Exercise brief: Using the data below, copy each line that includes the word "Dipole".

Stored records:
----

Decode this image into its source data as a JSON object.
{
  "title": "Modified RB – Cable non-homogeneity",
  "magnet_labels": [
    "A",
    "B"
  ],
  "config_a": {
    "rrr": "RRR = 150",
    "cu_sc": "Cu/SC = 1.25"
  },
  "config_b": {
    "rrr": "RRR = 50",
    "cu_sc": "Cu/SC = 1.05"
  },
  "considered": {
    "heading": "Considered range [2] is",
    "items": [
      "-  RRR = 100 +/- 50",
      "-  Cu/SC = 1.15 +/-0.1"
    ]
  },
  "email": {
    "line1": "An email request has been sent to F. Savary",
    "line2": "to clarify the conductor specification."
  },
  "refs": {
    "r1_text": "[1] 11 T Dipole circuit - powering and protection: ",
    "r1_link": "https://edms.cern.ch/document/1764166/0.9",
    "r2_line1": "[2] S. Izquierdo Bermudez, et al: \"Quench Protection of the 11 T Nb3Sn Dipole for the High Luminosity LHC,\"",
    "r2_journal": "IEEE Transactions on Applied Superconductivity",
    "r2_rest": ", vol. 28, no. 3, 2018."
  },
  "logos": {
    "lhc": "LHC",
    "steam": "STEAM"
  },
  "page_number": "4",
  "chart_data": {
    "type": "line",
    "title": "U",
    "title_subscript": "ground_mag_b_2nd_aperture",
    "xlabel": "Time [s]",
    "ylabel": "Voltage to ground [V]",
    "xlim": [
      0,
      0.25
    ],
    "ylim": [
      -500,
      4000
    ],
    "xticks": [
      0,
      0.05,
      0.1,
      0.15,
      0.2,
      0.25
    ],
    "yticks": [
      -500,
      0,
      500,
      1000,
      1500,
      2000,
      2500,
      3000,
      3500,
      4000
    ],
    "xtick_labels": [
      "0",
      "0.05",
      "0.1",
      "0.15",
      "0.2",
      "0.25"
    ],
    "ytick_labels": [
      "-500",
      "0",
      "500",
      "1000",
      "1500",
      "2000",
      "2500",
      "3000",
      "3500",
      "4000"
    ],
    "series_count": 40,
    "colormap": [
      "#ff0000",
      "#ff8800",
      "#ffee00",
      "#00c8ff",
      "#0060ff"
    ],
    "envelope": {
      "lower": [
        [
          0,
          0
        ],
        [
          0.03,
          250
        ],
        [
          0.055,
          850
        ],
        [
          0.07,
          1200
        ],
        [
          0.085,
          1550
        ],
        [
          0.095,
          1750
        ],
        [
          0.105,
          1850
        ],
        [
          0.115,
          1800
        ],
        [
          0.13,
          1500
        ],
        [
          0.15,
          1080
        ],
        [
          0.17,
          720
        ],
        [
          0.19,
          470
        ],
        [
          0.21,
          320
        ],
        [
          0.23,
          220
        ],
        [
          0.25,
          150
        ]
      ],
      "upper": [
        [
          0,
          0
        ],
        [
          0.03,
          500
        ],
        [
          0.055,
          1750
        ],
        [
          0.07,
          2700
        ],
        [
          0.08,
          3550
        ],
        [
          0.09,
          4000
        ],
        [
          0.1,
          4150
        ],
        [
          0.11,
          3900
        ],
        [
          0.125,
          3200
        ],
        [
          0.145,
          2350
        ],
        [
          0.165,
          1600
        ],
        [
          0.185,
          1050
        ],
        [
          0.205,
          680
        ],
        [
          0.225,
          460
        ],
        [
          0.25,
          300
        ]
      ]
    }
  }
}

----

In response:
    "r1_text": "[1] 11 T Dipole circuit - powering and protection: ",
    "r2_line1": "[2] S. Izquierdo Bermudez, et al: \"Quench Protection of the 11 T Nb3Sn Dipole for the High Luminosity LHC,\"",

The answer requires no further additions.